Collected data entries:
________________________

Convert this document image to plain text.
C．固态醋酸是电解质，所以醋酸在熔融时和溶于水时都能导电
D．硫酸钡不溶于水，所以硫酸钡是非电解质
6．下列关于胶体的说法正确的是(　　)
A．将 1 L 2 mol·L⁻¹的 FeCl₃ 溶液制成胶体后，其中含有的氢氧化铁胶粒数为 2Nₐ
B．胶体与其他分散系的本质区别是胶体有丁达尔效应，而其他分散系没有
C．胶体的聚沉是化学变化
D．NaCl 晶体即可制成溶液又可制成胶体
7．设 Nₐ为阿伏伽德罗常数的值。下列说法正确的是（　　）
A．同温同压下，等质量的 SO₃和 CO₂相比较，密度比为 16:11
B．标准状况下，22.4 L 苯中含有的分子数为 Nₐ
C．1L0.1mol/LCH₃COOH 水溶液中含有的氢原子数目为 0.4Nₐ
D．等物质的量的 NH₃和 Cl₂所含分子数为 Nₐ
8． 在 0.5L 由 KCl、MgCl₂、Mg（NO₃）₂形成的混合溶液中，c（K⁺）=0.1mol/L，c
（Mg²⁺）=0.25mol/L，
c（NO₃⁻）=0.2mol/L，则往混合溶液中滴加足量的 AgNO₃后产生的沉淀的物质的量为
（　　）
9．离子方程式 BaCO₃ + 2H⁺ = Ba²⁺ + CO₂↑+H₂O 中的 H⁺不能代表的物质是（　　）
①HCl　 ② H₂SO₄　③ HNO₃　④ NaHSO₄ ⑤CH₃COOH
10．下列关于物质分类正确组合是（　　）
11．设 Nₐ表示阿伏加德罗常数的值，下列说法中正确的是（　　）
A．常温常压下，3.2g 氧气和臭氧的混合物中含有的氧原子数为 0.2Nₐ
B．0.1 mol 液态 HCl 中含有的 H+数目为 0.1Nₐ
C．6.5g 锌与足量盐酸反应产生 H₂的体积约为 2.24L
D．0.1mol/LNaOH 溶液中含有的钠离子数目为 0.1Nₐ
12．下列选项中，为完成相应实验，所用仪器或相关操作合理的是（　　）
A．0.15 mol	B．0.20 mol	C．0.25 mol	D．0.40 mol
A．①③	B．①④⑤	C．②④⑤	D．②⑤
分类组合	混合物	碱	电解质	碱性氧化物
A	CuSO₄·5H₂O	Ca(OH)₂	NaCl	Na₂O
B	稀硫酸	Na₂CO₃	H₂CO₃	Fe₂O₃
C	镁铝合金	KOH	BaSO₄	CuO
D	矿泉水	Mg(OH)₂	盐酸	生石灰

________________________

• **Requirement**
Within the records, how many lines include "NaCl"? The answer is the number and nothing else.

• **Answer to the problem**
2